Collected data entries
****

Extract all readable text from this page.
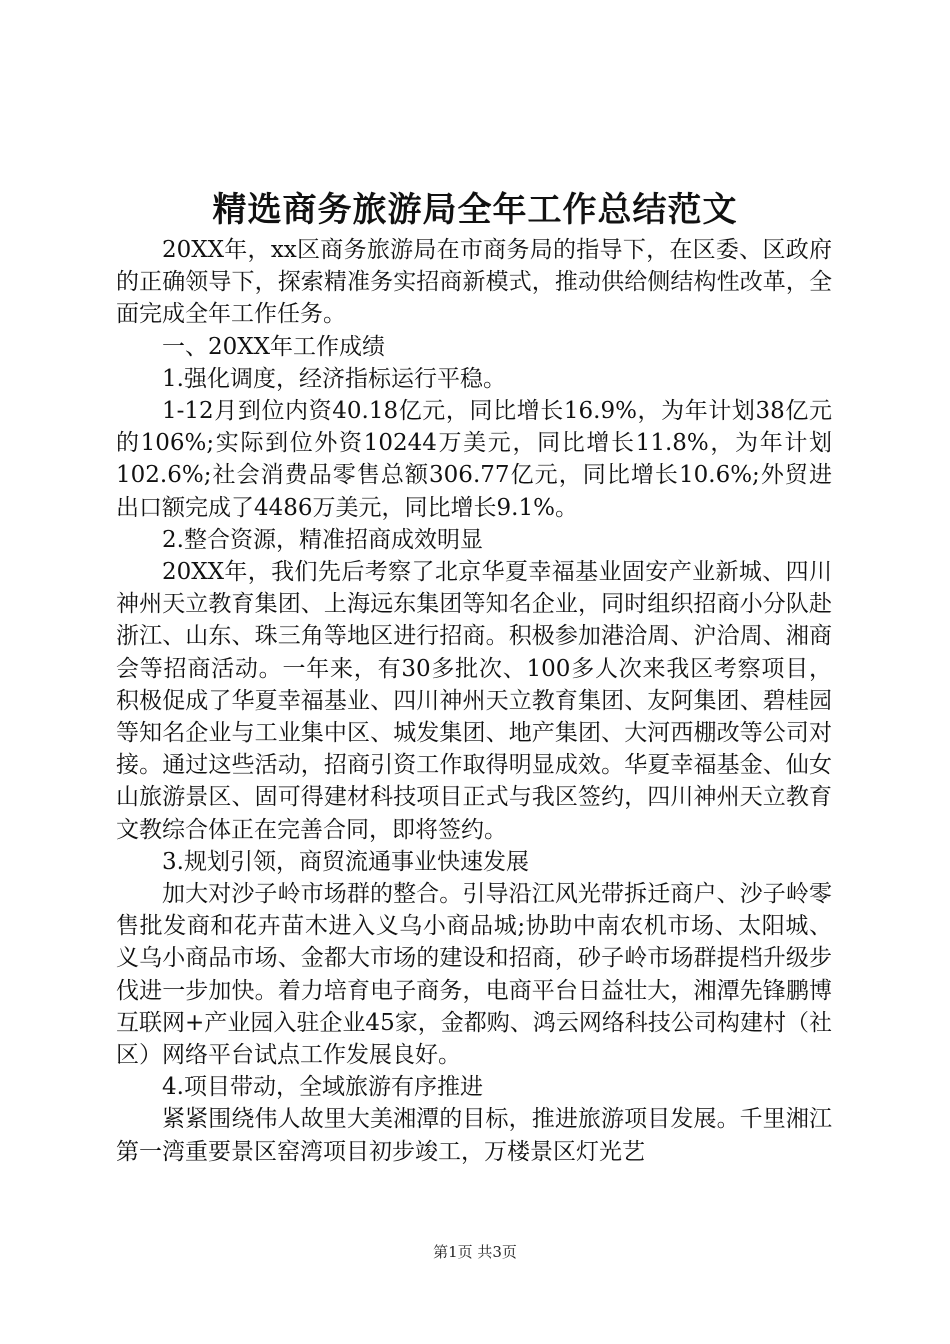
精选商务旅游局全年工作总结范文

20XX年，xx区商务旅游局在市商务局的指导下，在区委、区政府的正确领导下，探索精准务实招商新模式，推动供给侧结构性改革，全面完成全年工作任务。

一、20XX年工作成绩

1.强化调度，经济指标运行平稳。

1-12月到位内资40.18亿元，同比增长16.9%，为年计划38亿元的106%;实际到位外资10244万美元，同比增长11.8%，为年计划102.6%;社会消费品零售总额306.77亿元，同比增长10.6%;外贸进出口额完成了4486万美元，同比增长9.1%。

2.整合资源，精准招商成效明显

20XX年，我们先后考察了北京华夏幸福基业固安产业新城、四川神州天立教育集团、上海远东集团等知名企业，同时组织招商小分队赴浙江、山东、珠三角等地区进行招商。积极参加港洽周、沪洽周、湘商会等招商活动。一年来，有30多批次、100多人次来我区考察项目，积极促成了华夏幸福基业、四川神州天立教育集团、友阿集团、碧桂园等知名企业与工业集中区、城发集团、地产集团、大河西棚改等公司对接。通过这些活动，招商引资工作取得明显成效。华夏幸福基金、仙女山旅游景区、固可得建材科技项目正式与我区签约，四川神州天立教育文教综合体正在完善合同，即将签约。

3.规划引领，商贸流通事业快速发展

加大对沙子岭市场群的整合。引导沿江风光带拆迁商户、沙子岭零售批发商和花卉苗木进入义乌小商品城;协助中南农机市场、太阳城、义乌小商品市场、金都大市场的建设和招商，砂子岭市场群提档升级步伐进一步加快。着力培育电子商务，电商平台日益壮大，湘潭先锋鹏博互联网+产业园入驻企业45家，金都购、鸿云网络科技公司构建村（社区）网络平台试点工作发展良好。

4.项目带动，全域旅游有序推进

紧紧围绕伟人故里大美湘潭的目标，推进旅游项目发展。千里湘江第一湾重要景区窑湾项目初步竣工，万楼景区灯光艺

第1页 共3页
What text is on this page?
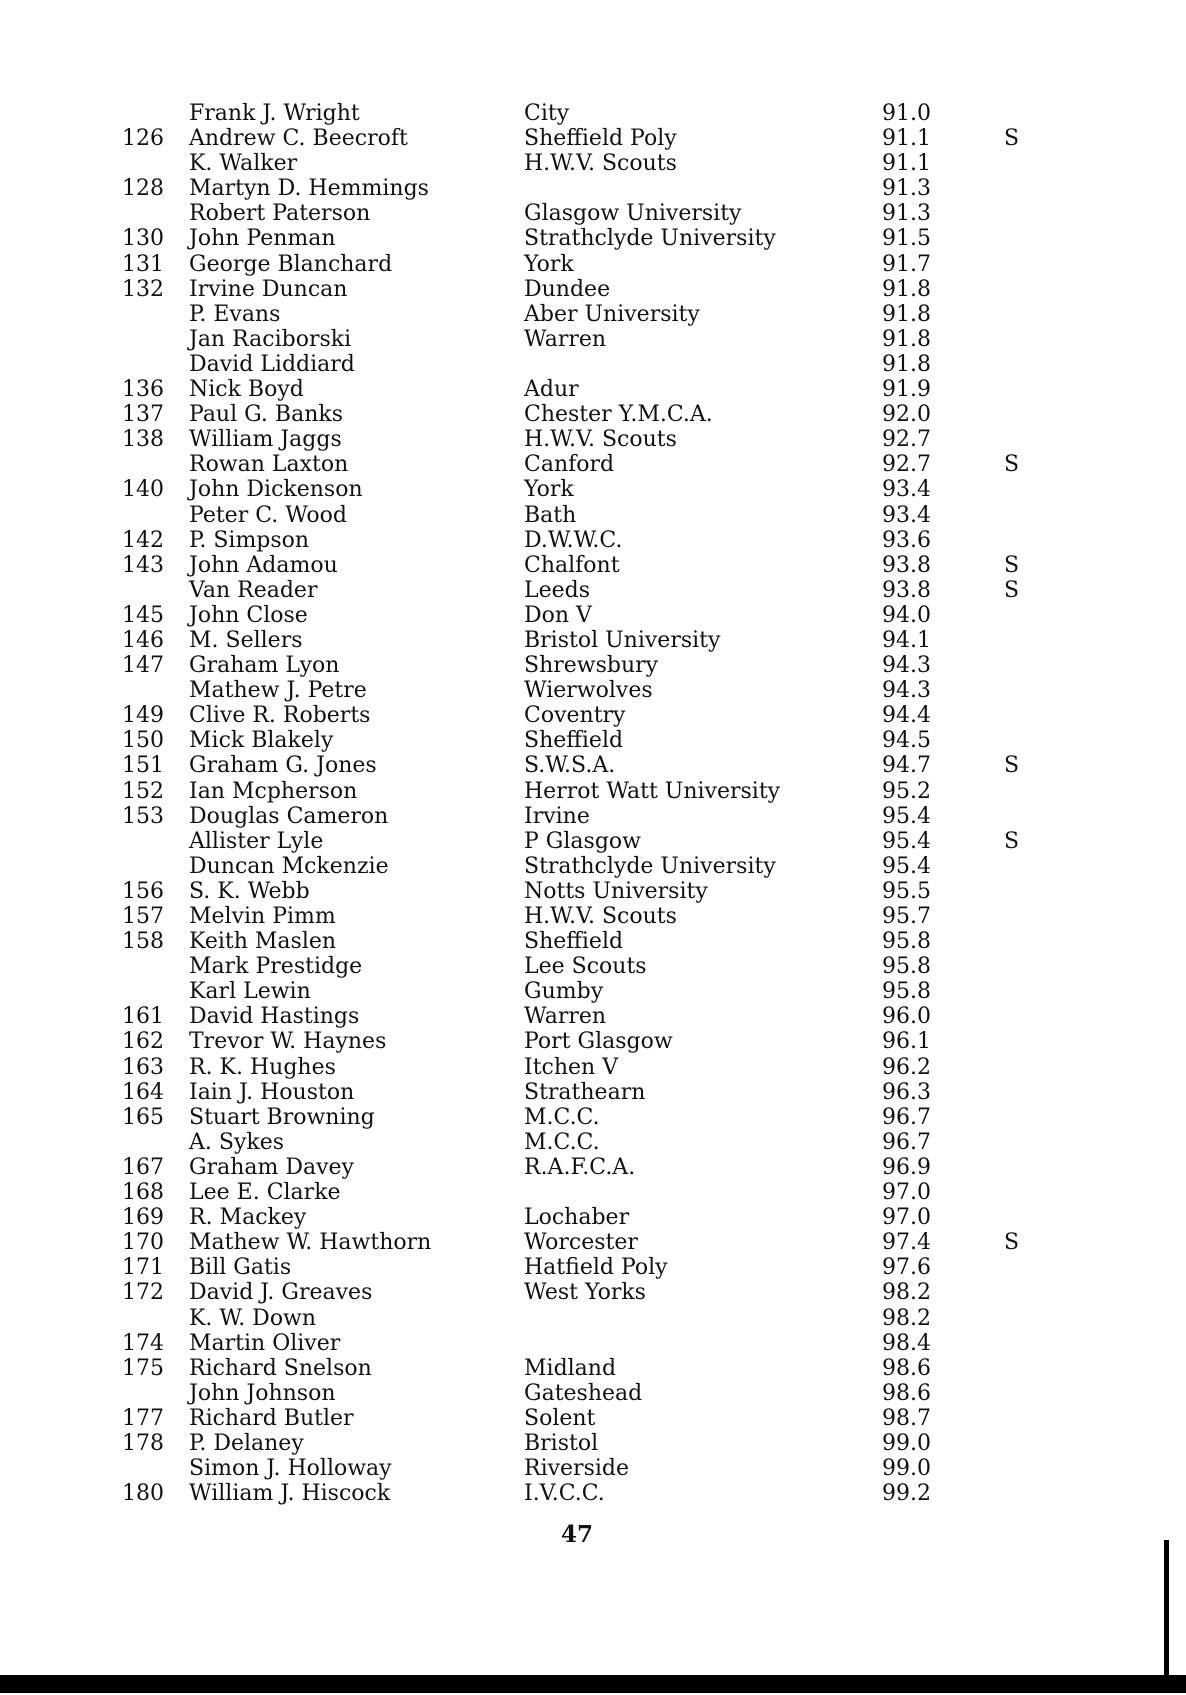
Frank J. Wright	City	91.0
126 Andrew C. Beecroft	Sheffield Poly	91.1	S
K. Walker	H.W.V. Scouts	91.1
128 Martyn D. Hemmings	91.3
Robert Paterson	Glasgow University	91.3
130 John Penman	Strathclyde University	91.5
131 George Blanchard	York	91.7
132 Irvine Duncan	Dundee	91.8
P. Evans	Aber University	91.8
Jan Raciborski	Warren	91.8
David Liddiard	91.8
136 Nick Boyd	Adur	91.9
137 Paul G. Banks	Chester Y.M.C.A.	92.0
138 William Jaggs	H.W.V. Scouts	92.7
Rowan Laxton	Canford	92.7	S
140 John Dickenson	York	93.4
Peter C. Wood	Bath	93.4
142 P. Simpson	D.W.W.C.	93.6
143 John Adamou	Chalfont	93.8	S
Van Reader	Leeds	93.8	S
145 John Close	Don V	94.0
146 M. Sellers	Bristol University	94.1
147 Graham Lyon	Shrewsbury	94.3
Mathew J. Petre	Wierwolves	94.3
149 Clive R. Roberts	Coventry	94.4
150 Mick Blakely	Sheffield	94.5
151 Graham G. Jones	S.W.S.A.	94.7	S
152 Ian Mcpherson	Herrot Watt University	95.2
153 Douglas Cameron	Irvine	95.4
Allister Lyle	P Glasgow	95.4	S
Duncan Mckenzie	Strathclyde University	95.4
156 S. K. Webb	Notts University	95.5
157 Melvin Pimm	H.W.V. Scouts	95.7
158 Keith Maslen	Sheffield	95.8
Mark Prestidge	Lee Scouts	95.8
Karl Lewin	Gumby	95.8
161 David Hastings	Warren	96.0
162 Trevor W. Haynes	Port Glasgow	96.1
163 R. K. Hughes	Itchen V	96.2
164 Iain J. Houston	Strathearn	96.3
165 Stuart Browning	M.C.C.	96.7
A. Sykes	M.C.C.	96.7
167 Graham Davey	R.A.F.C.A.	96.9
168 Lee E. Clarke	97.0
169 R. Mackey	Lochaber	97.0
170 Mathew W. Hawthorn	Worcester	97.4	S
171 Bill Gatis	Hatfield Poly	97.6
172 David J. Greaves	West Yorks	98.2
K. W. Down	98.2
174 Martin Oliver	98.4
175 Richard Snelson	Midland	98.6
John Johnson	Gateshead	98.6
177 Richard Butler	Solent	98.7
178 P. Delaney	Bristol	99.0
Simon J. Holloway	Riverside	99.0
180 William J. Hiscock	I.V.C.C.	99.2
47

****

Scan the data above; copy every line where "Mathew" appears.

Mathew J. Petre	Wierwolves	94.3
170 Mathew W. Hawthorn	Worcester	97.4	S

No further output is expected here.